Work to be completed: Go through the material and pull out every line with the string "have" in it.

───── Records provided ─────

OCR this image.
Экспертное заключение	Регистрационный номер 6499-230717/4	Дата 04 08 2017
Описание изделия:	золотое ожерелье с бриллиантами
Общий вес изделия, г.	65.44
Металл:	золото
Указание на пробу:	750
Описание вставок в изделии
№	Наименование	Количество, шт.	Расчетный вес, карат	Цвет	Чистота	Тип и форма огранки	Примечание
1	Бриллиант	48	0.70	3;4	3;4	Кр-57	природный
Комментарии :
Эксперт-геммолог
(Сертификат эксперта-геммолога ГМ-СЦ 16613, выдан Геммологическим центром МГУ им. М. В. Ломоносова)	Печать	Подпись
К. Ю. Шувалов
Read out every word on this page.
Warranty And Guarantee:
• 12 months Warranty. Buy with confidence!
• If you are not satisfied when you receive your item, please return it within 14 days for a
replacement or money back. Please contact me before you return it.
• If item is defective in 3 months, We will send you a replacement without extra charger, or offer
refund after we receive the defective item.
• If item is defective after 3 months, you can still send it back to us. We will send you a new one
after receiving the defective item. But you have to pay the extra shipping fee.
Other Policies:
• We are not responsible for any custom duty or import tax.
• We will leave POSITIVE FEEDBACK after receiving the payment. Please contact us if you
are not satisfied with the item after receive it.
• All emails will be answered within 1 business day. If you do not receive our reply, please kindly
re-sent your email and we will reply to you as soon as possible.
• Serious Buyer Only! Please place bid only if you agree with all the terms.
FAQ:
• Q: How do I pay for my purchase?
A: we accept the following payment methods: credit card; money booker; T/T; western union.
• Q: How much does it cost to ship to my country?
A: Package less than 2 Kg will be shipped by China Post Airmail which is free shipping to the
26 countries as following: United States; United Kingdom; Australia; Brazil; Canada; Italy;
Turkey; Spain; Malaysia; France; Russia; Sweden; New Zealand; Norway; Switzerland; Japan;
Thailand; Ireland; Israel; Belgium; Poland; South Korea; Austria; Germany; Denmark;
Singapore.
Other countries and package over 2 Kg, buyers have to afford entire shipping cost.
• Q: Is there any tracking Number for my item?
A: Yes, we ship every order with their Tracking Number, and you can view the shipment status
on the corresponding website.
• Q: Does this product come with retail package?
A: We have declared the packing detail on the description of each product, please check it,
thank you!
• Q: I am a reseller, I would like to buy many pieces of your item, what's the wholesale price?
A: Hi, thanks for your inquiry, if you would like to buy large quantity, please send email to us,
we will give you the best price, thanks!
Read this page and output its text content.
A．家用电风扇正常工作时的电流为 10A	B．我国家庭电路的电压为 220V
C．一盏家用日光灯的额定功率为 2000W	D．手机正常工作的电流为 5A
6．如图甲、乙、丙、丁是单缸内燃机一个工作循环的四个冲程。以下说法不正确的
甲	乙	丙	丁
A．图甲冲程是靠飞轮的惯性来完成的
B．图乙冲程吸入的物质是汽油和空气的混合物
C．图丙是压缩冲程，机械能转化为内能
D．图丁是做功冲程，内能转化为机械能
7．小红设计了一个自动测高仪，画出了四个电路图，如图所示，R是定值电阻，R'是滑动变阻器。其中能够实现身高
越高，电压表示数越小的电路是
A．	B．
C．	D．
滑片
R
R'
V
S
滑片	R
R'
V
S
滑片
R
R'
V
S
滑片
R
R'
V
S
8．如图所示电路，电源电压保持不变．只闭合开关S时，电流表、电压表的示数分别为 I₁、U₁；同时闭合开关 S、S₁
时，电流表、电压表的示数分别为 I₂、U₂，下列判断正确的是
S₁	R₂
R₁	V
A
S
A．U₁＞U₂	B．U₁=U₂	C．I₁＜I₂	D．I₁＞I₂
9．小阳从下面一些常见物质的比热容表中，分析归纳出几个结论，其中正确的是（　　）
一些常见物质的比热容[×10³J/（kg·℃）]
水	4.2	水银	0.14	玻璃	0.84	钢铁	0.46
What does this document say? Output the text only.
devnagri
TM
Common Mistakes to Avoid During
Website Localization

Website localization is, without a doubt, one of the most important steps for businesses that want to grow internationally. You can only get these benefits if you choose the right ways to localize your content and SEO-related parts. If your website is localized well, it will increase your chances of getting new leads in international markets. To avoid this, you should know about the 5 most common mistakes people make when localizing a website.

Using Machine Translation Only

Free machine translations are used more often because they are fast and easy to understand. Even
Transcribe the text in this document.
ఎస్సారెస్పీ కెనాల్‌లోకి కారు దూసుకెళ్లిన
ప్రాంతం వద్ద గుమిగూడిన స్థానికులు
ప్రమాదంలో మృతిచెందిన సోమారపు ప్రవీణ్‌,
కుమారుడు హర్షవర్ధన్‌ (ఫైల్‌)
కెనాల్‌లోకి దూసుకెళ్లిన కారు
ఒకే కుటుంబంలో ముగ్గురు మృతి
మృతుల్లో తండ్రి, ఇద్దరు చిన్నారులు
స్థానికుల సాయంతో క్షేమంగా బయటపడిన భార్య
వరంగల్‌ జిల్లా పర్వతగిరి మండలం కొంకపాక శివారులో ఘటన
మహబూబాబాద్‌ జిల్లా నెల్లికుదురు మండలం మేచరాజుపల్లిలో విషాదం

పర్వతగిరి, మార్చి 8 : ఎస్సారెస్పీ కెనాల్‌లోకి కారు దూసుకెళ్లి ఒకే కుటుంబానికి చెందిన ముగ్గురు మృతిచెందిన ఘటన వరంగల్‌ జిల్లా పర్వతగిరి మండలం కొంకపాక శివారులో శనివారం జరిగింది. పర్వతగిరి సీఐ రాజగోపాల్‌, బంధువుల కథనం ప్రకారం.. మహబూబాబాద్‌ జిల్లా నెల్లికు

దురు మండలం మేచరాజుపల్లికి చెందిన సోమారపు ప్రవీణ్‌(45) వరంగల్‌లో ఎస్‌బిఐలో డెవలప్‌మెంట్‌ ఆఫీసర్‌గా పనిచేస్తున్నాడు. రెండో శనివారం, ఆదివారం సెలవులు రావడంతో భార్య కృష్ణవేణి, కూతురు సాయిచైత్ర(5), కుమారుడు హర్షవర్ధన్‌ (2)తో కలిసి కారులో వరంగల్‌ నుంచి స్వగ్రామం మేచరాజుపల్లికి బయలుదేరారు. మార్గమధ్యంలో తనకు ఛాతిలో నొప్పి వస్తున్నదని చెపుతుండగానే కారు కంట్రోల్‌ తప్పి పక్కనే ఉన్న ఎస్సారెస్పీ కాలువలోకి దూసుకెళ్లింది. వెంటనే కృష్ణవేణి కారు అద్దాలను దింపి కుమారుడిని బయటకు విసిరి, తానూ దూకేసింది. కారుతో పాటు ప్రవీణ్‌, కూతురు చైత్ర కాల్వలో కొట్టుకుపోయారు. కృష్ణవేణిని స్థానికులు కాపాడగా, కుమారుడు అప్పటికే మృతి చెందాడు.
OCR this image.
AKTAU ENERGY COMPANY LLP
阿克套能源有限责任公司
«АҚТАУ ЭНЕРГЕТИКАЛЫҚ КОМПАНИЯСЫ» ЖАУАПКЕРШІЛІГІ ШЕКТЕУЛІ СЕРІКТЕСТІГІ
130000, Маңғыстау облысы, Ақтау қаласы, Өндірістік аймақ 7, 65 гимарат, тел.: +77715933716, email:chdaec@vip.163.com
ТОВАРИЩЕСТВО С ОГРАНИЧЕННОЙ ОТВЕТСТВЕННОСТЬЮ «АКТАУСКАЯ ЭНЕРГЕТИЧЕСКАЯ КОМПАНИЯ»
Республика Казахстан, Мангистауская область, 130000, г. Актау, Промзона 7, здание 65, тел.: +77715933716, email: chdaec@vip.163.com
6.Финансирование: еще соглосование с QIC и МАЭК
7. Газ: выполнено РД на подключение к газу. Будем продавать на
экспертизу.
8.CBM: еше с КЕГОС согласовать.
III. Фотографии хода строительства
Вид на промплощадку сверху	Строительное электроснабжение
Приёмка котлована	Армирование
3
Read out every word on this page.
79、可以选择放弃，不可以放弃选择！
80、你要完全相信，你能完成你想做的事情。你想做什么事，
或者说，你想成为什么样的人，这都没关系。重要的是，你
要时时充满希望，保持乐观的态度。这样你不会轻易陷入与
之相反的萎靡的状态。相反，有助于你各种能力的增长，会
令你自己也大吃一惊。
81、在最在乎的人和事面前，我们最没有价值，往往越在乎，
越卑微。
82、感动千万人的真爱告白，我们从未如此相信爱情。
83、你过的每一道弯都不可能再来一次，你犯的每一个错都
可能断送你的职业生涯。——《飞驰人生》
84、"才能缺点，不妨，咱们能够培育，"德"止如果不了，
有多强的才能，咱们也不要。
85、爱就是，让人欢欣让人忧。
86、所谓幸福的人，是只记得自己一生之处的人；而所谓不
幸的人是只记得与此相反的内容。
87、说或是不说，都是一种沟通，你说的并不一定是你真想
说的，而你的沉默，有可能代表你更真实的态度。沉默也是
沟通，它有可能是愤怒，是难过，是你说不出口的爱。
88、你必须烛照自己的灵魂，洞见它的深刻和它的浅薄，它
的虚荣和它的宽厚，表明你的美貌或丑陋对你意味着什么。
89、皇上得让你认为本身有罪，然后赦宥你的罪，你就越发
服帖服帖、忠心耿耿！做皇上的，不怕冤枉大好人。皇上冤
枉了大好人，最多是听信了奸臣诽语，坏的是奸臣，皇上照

─────

Output for this exercise:
after receiving the defective item. But you have to pay the extra shipping fee.
Other countries and package over 2 Kg, buyers have to afford entire shipping cost.
A: We have declared the packing detail on the description of each product, please check it,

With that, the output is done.